EXERCISE AIM
Tally every line featuring "Older", then give that tally alone.

Source records:
>> begin

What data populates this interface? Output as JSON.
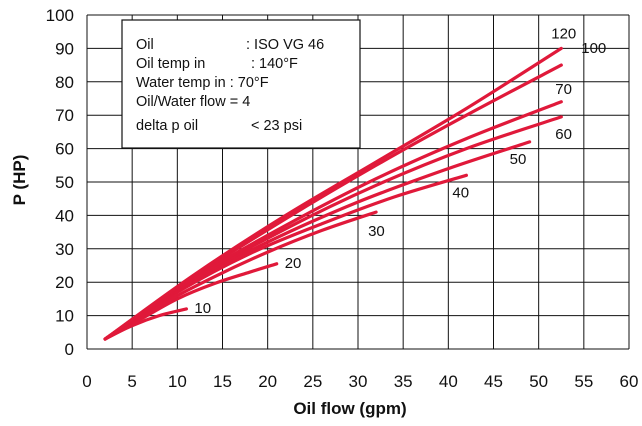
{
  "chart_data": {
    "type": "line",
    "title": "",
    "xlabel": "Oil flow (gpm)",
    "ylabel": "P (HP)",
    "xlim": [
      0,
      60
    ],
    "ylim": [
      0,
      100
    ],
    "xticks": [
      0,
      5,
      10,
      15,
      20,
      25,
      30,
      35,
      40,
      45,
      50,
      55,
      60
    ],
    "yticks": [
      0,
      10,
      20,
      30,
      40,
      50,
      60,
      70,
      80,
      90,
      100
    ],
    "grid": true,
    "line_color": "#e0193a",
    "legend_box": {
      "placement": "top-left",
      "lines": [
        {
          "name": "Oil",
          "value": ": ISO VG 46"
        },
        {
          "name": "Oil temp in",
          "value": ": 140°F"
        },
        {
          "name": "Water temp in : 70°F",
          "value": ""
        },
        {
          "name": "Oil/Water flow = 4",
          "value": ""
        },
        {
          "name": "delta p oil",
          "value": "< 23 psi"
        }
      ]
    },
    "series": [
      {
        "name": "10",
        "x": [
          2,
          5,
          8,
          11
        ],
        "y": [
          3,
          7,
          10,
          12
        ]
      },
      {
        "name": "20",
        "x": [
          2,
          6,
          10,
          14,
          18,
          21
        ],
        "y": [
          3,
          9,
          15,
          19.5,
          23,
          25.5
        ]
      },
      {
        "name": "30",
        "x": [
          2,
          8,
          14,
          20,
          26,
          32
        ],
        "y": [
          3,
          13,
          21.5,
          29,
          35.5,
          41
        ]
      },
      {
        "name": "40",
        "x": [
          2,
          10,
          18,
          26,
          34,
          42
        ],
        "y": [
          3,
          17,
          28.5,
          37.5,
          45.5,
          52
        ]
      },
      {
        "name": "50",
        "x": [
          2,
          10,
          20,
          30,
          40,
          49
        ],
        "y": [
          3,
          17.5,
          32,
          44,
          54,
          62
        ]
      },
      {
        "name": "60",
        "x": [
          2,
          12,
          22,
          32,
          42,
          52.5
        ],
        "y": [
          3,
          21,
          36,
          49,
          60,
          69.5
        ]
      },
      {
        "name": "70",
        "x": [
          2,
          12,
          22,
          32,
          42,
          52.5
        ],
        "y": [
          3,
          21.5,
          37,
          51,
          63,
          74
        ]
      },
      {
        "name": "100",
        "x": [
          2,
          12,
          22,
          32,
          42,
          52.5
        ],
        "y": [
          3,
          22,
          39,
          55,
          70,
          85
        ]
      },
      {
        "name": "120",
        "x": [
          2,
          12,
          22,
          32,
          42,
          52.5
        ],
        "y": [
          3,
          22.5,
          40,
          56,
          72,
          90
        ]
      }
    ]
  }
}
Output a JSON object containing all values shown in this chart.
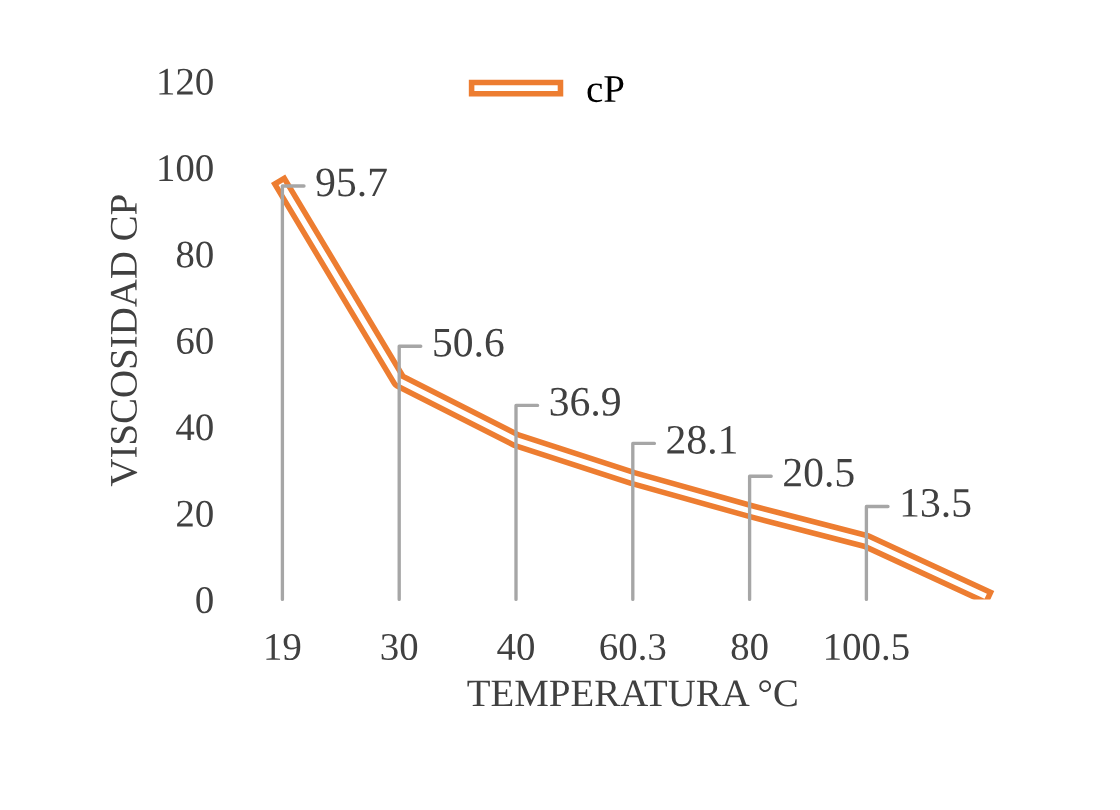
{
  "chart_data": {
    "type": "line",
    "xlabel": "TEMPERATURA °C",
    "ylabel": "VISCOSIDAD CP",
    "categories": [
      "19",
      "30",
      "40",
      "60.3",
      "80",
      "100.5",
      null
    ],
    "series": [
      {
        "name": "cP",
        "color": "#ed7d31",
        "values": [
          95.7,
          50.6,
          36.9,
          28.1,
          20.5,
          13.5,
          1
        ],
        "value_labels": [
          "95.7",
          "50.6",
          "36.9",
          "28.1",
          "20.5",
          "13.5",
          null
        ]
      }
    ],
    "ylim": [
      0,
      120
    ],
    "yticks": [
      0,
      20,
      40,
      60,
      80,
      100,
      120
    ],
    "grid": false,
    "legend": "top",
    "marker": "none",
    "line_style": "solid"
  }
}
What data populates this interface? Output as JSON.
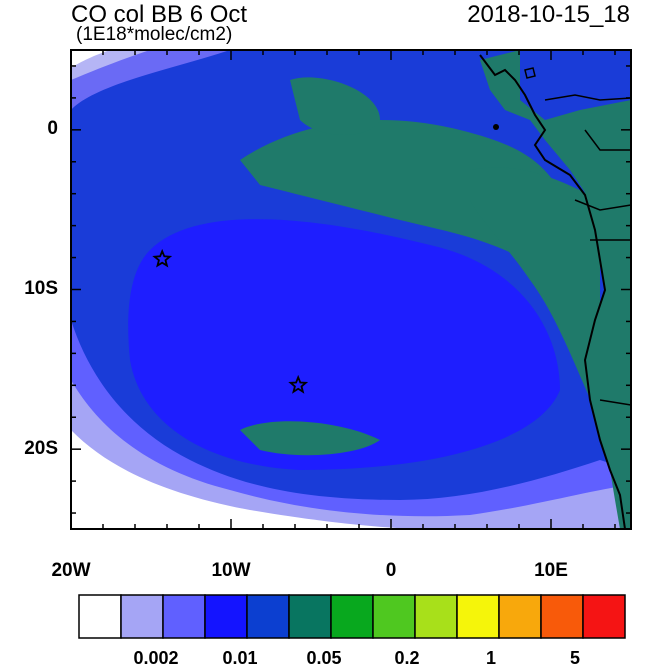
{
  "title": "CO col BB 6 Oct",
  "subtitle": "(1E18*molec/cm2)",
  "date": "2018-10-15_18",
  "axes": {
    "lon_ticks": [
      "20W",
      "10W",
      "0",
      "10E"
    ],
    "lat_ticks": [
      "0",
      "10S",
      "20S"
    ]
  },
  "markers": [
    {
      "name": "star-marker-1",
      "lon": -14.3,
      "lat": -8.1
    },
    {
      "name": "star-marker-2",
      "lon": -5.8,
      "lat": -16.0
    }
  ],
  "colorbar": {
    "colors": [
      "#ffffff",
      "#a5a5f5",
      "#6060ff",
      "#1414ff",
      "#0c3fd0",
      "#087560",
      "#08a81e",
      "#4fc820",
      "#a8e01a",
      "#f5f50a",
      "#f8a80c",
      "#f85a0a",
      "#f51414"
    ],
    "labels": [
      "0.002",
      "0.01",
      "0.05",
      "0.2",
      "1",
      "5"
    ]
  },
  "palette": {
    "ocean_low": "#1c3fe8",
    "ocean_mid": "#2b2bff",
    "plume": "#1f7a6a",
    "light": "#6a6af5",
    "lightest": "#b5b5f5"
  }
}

>> end
>> begin

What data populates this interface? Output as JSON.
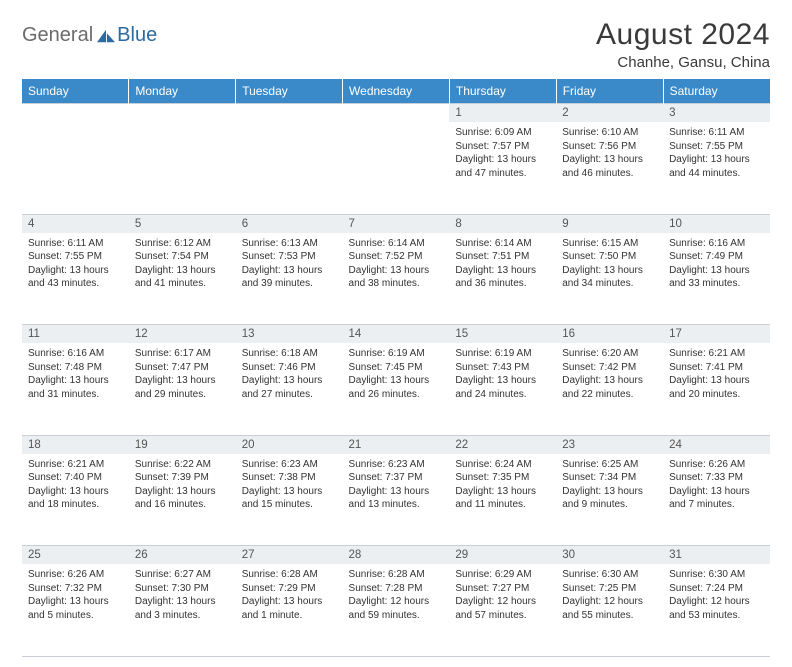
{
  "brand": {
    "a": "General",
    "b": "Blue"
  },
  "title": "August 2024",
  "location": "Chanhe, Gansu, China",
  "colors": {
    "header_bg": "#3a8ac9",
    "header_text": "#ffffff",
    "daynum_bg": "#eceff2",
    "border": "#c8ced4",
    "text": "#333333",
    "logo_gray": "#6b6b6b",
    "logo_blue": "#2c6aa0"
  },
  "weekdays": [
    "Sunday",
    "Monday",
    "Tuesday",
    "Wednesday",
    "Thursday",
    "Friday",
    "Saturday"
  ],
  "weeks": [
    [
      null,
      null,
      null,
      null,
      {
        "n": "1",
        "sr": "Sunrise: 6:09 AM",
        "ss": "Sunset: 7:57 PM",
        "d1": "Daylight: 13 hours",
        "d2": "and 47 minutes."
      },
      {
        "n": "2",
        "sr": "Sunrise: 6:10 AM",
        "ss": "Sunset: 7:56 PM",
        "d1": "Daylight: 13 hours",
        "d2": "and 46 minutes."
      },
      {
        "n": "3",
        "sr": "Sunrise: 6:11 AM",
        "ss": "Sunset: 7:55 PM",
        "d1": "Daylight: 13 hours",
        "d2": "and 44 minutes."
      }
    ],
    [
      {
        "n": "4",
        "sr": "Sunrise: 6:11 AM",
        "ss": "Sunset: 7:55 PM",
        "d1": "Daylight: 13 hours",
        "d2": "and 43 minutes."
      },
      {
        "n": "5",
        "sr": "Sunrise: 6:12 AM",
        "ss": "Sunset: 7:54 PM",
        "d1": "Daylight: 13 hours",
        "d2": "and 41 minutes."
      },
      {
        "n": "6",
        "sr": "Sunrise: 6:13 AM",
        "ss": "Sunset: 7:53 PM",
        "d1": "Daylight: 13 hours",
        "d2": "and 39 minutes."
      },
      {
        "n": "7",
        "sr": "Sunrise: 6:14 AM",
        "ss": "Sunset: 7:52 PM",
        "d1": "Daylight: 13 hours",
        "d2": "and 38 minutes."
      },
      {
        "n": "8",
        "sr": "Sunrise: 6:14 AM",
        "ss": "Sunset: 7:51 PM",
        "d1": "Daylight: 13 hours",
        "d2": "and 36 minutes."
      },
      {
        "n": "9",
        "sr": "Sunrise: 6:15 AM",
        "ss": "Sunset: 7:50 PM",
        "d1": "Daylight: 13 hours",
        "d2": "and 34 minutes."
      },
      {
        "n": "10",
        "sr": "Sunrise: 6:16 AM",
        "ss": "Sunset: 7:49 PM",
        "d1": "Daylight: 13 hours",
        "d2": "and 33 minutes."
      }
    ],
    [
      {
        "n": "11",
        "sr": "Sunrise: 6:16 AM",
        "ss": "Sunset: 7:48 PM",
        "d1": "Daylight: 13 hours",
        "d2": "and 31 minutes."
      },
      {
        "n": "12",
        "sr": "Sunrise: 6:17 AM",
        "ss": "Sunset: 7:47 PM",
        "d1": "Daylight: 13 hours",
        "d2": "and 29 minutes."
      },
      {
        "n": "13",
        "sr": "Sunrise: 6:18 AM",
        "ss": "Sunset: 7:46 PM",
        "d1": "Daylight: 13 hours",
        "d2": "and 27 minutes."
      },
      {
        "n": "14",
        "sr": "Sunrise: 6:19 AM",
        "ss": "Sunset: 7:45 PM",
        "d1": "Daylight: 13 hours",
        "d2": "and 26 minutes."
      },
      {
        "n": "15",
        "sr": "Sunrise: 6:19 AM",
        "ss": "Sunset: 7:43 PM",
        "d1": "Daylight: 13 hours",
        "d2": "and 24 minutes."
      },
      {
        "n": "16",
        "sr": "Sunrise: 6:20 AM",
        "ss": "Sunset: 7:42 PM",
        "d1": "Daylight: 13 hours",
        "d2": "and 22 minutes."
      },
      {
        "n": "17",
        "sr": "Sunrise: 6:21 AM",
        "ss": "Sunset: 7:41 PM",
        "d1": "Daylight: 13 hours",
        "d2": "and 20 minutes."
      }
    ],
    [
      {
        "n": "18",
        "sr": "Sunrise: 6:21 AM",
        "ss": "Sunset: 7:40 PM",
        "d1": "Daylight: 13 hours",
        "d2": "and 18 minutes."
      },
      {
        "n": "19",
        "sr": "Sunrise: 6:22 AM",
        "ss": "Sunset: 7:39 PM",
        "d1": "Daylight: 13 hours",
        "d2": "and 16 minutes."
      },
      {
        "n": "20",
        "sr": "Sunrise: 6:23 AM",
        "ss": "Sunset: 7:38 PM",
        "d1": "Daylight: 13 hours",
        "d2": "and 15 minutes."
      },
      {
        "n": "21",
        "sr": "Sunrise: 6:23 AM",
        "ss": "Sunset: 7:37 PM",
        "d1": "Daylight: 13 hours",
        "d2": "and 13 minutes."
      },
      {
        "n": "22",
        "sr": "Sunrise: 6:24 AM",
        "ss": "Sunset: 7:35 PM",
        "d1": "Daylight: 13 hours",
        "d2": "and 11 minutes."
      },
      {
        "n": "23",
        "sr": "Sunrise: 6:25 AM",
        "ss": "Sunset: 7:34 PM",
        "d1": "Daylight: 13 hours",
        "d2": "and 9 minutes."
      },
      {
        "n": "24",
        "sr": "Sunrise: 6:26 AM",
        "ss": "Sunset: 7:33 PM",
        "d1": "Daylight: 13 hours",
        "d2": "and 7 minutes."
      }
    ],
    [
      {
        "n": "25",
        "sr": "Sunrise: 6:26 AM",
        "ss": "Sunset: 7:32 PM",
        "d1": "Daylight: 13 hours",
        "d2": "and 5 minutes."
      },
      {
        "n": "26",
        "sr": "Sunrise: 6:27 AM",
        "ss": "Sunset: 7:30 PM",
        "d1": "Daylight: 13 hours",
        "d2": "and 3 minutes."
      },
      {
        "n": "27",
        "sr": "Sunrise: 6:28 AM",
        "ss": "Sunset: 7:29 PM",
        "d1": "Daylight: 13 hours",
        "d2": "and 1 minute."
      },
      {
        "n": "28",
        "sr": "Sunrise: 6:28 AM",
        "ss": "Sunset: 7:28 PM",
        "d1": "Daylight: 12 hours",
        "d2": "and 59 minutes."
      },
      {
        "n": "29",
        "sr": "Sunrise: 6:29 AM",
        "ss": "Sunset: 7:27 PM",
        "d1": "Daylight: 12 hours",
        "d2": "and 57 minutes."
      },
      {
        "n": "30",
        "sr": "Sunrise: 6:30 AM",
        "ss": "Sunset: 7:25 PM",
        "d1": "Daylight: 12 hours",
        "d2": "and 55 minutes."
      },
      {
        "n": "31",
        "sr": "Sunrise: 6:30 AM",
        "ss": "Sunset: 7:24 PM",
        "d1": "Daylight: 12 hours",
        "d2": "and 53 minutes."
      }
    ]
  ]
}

>> end
>> begin

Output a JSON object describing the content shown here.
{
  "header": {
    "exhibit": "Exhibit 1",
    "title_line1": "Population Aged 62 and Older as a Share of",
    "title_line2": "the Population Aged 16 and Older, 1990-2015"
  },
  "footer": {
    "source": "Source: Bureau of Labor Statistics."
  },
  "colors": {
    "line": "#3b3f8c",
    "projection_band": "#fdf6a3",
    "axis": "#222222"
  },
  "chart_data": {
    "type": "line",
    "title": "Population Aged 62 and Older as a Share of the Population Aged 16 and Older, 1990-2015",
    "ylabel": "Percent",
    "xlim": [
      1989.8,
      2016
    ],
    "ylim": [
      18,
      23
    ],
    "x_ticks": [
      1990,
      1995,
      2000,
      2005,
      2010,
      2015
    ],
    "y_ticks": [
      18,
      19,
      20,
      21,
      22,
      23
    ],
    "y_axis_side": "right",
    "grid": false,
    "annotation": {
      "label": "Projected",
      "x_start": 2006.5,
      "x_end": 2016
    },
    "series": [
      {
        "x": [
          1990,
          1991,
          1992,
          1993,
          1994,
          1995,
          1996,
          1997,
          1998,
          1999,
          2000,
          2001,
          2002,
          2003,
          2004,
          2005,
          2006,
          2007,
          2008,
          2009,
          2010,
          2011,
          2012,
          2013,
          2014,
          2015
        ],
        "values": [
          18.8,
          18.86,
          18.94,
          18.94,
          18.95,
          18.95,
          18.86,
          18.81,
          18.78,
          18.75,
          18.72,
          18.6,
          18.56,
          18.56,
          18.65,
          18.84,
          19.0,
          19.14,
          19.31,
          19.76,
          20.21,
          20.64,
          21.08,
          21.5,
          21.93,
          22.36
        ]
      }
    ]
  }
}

>> end

RESULT
3